● **DATA SUPPLIED**
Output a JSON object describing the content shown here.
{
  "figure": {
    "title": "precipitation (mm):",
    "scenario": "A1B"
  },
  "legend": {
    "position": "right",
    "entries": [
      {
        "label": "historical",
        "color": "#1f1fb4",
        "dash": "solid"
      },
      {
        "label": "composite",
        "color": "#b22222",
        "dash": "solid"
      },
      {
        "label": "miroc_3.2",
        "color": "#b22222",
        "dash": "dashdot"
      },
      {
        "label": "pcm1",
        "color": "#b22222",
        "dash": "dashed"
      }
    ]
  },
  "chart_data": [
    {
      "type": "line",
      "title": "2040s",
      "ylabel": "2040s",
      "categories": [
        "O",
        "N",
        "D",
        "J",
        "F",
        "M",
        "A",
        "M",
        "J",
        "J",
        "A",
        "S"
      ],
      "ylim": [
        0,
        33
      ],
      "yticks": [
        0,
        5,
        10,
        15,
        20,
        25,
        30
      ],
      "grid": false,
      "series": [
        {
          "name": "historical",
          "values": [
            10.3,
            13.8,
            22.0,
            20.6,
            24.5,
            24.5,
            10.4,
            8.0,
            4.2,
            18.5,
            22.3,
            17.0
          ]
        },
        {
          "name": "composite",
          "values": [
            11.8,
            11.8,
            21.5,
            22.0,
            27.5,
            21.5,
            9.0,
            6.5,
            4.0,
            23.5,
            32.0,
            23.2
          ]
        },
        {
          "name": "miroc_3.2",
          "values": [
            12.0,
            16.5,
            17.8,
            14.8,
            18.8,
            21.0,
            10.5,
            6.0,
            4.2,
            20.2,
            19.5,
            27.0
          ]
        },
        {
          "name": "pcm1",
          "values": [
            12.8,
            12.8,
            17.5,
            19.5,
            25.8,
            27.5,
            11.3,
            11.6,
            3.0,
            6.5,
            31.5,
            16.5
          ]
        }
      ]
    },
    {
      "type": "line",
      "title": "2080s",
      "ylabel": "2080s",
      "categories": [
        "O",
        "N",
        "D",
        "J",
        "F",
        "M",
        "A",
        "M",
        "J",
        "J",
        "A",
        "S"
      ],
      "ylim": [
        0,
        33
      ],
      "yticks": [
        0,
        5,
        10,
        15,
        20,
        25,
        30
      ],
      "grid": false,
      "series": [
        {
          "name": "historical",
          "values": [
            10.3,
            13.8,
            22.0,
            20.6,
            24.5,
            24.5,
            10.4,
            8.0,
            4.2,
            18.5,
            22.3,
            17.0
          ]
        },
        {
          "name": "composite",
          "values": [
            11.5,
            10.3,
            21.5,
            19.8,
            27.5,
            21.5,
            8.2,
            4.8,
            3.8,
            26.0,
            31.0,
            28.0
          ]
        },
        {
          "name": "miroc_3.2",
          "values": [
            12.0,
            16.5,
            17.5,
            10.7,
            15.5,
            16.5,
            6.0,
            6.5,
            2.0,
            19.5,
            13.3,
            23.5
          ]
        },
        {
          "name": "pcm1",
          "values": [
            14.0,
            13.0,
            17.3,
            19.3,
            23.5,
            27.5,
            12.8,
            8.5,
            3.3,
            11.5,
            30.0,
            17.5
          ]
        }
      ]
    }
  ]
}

● **EXERCISE BRIEF**
Go through the listing above and restate it word for word.

● **FULL SOLUTION**
Output a JSON object describing the content shown here.
{
  "figure": {
    "title": "precipitation (mm):",
    "scenario": "A1B"
  },
  "legend": {
    "position": "right",
    "entries": [
      {
        "label": "historical",
        "color": "#1f1fb4",
        "dash": "solid"
      },
      {
        "label": "composite",
        "color": "#b22222",
        "dash": "solid"
      },
      {
        "label": "miroc_3.2",
        "color": "#b22222",
        "dash": "dashdot"
      },
      {
        "label": "pcm1",
        "color": "#b22222",
        "dash": "dashed"
      }
    ]
  },
  "chart_data": [
    {
      "type": "line",
      "title": "2040s",
      "ylabel": "2040s",
      "categories": [
        "O",
        "N",
        "D",
        "J",
        "F",
        "M",
        "A",
        "M",
        "J",
        "J",
        "A",
        "S"
      ],
      "ylim": [
        0,
        33
      ],
      "yticks": [
        0,
        5,
        10,
        15,
        20,
        25,
        30
      ],
      "grid": false,
      "series": [
        {
          "name": "historical",
          "values": [
            10.3,
            13.8,
            22.0,
            20.6,
            24.5,
            24.5,
            10.4,
            8.0,
            4.2,
            18.5,
            22.3,
            17.0
          ]
        },
        {
          "name": "composite",
          "values": [
            11.8,
            11.8,
            21.5,
            22.0,
            27.5,
            21.5,
            9.0,
            6.5,
            4.0,
            23.5,
            32.0,
            23.2
          ]
        },
        {
          "name": "miroc_3.2",
          "values": [
            12.0,
            16.5,
            17.8,
            14.8,
            18.8,
            21.0,
            10.5,
            6.0,
            4.2,
            20.2,
            19.5,
            27.0
          ]
        },
        {
          "name": "pcm1",
          "values": [
            12.8,
            12.8,
            17.5,
            19.5,
            25.8,
            27.5,
            11.3,
            11.6,
            3.0,
            6.5,
            31.5,
            16.5
          ]
        }
      ]
    },
    {
      "type": "line",
      "title": "2080s",
      "ylabel": "2080s",
      "categories": [
        "O",
        "N",
        "D",
        "J",
        "F",
        "M",
        "A",
        "M",
        "J",
        "J",
        "A",
        "S"
      ],
      "ylim": [
        0,
        33
      ],
      "yticks": [
        0,
        5,
        10,
        15,
        20,
        25,
        30
      ],
      "grid": false,
      "series": [
        {
          "name": "historical",
          "values": [
            10.3,
            13.8,
            22.0,
            20.6,
            24.5,
            24.5,
            10.4,
            8.0,
            4.2,
            18.5,
            22.3,
            17.0
          ]
        },
        {
          "name": "composite",
          "values": [
            11.5,
            10.3,
            21.5,
            19.8,
            27.5,
            21.5,
            8.2,
            4.8,
            3.8,
            26.0,
            31.0,
            28.0
          ]
        },
        {
          "name": "miroc_3.2",
          "values": [
            12.0,
            16.5,
            17.5,
            10.7,
            15.5,
            16.5,
            6.0,
            6.5,
            2.0,
            19.5,
            13.3,
            23.5
          ]
        },
        {
          "name": "pcm1",
          "values": [
            14.0,
            13.0,
            17.3,
            19.3,
            23.5,
            27.5,
            12.8,
            8.5,
            3.3,
            11.5,
            30.0,
            17.5
          ]
        }
      ]
    }
  ]
}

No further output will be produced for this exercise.